*Given instruction*. In full and without alteration, repeat the material.

----------

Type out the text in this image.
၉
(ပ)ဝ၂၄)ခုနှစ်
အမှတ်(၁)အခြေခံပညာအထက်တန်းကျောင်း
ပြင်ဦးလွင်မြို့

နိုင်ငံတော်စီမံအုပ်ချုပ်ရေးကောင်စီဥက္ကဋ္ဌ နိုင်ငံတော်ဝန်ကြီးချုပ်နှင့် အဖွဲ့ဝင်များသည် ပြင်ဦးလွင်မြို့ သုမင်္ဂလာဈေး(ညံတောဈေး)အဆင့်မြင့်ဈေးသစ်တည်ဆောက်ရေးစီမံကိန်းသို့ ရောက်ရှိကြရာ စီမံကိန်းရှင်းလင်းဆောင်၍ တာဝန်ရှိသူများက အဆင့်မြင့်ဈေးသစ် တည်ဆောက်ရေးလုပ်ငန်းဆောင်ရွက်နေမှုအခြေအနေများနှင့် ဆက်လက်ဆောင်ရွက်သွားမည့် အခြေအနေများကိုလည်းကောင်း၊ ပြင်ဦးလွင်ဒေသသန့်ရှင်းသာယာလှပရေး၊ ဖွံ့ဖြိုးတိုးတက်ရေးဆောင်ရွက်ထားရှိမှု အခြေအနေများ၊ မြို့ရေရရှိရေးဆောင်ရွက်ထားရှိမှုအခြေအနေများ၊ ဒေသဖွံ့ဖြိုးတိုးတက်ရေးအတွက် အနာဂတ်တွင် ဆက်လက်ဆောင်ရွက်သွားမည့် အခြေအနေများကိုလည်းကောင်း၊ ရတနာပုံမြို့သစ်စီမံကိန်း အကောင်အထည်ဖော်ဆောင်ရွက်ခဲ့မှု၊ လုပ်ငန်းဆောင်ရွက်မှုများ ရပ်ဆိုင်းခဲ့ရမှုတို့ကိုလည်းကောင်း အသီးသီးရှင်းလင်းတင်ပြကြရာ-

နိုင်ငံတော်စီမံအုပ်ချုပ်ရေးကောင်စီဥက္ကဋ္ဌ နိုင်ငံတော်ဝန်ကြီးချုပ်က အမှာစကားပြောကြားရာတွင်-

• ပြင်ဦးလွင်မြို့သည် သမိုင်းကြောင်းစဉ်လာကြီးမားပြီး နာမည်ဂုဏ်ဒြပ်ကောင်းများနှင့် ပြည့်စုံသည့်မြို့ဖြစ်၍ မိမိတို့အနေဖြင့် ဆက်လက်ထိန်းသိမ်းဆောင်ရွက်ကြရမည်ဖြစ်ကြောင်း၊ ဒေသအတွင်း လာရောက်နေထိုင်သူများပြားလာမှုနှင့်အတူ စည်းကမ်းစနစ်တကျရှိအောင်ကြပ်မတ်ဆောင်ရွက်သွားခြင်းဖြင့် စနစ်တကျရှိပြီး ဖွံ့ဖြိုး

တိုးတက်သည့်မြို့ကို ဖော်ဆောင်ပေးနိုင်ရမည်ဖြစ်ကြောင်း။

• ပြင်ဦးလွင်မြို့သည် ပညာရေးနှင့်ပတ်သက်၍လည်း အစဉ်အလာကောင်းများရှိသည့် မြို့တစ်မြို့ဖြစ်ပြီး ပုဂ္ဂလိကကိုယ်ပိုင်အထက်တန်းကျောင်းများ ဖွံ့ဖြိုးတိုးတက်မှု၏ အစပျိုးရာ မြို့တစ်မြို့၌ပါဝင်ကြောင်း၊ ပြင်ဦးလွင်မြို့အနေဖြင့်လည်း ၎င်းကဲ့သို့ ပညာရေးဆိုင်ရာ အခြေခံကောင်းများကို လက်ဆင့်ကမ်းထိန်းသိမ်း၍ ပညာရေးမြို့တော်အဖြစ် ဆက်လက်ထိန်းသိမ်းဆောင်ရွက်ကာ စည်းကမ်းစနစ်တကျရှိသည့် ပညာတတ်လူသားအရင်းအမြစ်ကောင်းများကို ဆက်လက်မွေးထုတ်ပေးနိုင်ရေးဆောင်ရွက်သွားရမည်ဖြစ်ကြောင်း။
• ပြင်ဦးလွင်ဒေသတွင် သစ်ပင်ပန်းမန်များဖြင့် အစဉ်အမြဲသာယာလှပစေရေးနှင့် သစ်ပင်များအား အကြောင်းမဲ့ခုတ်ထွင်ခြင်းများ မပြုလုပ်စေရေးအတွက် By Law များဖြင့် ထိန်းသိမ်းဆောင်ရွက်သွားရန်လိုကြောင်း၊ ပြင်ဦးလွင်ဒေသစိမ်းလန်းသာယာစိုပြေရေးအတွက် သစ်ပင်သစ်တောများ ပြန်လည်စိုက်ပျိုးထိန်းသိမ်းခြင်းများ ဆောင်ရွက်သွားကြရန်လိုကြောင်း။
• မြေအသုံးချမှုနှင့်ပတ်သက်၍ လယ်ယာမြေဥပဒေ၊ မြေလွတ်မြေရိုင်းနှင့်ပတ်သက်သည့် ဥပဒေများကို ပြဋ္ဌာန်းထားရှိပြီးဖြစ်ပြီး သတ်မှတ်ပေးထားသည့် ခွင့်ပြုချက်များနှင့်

----------

*Exercise output*.
Type out the text in this image.
၉
(ပ)ဝ၂၄)ခုနှစ်
အမှတ်(၁)အခြေခံပညာအထက်တန်းကျောင်း
ပြင်ဦးလွင်မြို့

နိုင်ငံတော်စီမံအုပ်ချုပ်ရေးကောင်စီဥက္ကဋ္ဌ နိုင်ငံတော်ဝန်ကြီးချုပ်နှင့် အဖွဲ့ဝင်များသည် ပြင်ဦးလွင်မြို့ သုမင်္ဂလာဈေး(ညံတောဈေး)အဆင့်မြင့်ဈေးသစ်တည်ဆောက်ရေးစီမံကိန်းသို့ ရောက်ရှိကြရာ စီမံကိန်းရှင်းလင်းဆောင်၍ တာဝန်ရှိသူများက အဆင့်မြင့်ဈေးသစ် တည်ဆောက်ရေးလုပ်ငန်းဆောင်ရွက်နေမှုအခြေအနေများနှင့် ဆက်လက်ဆောင်ရွက်သွားမည့် အခြေအနေများကိုလည်းကောင်း၊ ပြင်ဦးလွင်ဒေသသန့်ရှင်းသာယာလှပရေး၊ ဖွံ့ဖြိုးတိုးတက်ရေးဆောင်ရွက်ထားရှိမှု အခြေအနေများ၊ မြို့ရေရရှိရေးဆောင်ရွက်ထားရှိမှုအခြေအနေများ၊ ဒေသဖွံ့ဖြိုးတိုးတက်ရေးအတွက် အနာဂတ်တွင် ဆက်လက်ဆောင်ရွက်သွားမည့် အခြေအနေများကိုလည်းကောင်း၊ ရတနာပုံမြို့သစ်စီမံကိန်း အကောင်အထည်ဖော်ဆောင်ရွက်ခဲ့မှု၊ လုပ်ငန်းဆောင်ရွက်မှုများ ရပ်ဆိုင်းခဲ့ရမှုတို့ကိုလည်းကောင်း အသီးသီးရှင်းလင်းတင်ပြကြရာ-

နိုင်ငံတော်စီမံအုပ်ချုပ်ရေးကောင်စီဥက္ကဋ္ဌ နိုင်ငံတော်ဝန်ကြီးချုပ်က အမှာစကားပြောကြားရာတွင်-

• ပြင်ဦးလွင်မြို့သည် သမိုင်းကြောင်းစဉ်လာကြီးမားပြီး နာမည်ဂုဏ်ဒြပ်ကောင်းများနှင့် ပြည့်စုံသည့်မြို့ဖြစ်၍ မိမိတို့အနေဖြင့် ဆက်လက်ထိန်းသိမ်းဆောင်ရွက်ကြရမည်ဖြစ်ကြောင်း၊ ဒေသအတွင်း လာရောက်နေထိုင်သူများပြားလာမှုနှင့်အတူ စည်းကမ်းစနစ်တကျရှိအောင်ကြပ်မတ်ဆောင်ရွက်သွားခြင်းဖြင့် စနစ်တကျရှိပြီး ဖွံ့ဖြိုး

တိုးတက်သည့်မြို့ကို ဖော်ဆောင်ပေးနိုင်ရမည်ဖြစ်ကြောင်း။

• ပြင်ဦးလွင်မြို့သည် ပညာရေးနှင့်ပတ်သက်၍လည်း အစဉ်အလာကောင်းများရှိသည့် မြို့တစ်မြို့ဖြစ်ပြီး ပုဂ္ဂလိကကိုယ်ပိုင်အထက်တန်းကျောင်းများ ဖွံ့ဖြိုးတိုးတက်မှု၏ အစပျိုးရာ မြို့တစ်မြို့၌ပါဝင်ကြောင်း၊ ပြင်ဦးလွင်မြို့အနေဖြင့်လည်း ၎င်းကဲ့သို့ ပညာရေးဆိုင်ရာ အခြေခံကောင်းများကို လက်ဆင့်ကမ်းထိန်းသိမ်း၍ ပညာရေးမြို့တော်အဖြစ် ဆက်လက်ထိန်းသိမ်းဆောင်ရွက်ကာ စည်းကမ်းစနစ်တကျရှိသည့် ပညာတတ်လူသားအရင်းအမြစ်ကောင်းများကို ဆက်လက်မွေးထုတ်ပေးနိုင်ရေးဆောင်ရွက်သွားရမည်ဖြစ်ကြောင်း။
• ပြင်ဦးလွင်ဒေသတွင် သစ်ပင်ပန်းမန်များဖြင့် အစဉ်အမြဲသာယာလှပစေရေးနှင့် သစ်ပင်များအား အကြောင်းမဲ့ခုတ်ထွင်ခြင်းများ မပြုလုပ်စေရေးအတွက် By Law များဖြင့် ထိန်းသိမ်းဆောင်ရွက်သွားရန်လိုကြောင်း၊ ပြင်ဦးလွင်ဒေသစိမ်းလန်းသာယာစိုပြေရေးအတွက် သစ်ပင်သစ်တောများ ပြန်လည်စိုက်ပျိုးထိန်းသိမ်းခြင်းများ ဆောင်ရွက်သွားကြရန်လိုကြောင်း။
• မြေအသုံးချမှုနှင့်ပတ်သက်၍ လယ်ယာမြေဥပဒေ၊ မြေလွတ်မြေရိုင်းနှင့်ပတ်သက်သည့် ဥပဒေများကို ပြဋ္ဌာန်းထားရှိပြီးဖြစ်ပြီး သတ်မှတ်ပေးထားသည့် ခွင့်ပြုချက်များနှင့်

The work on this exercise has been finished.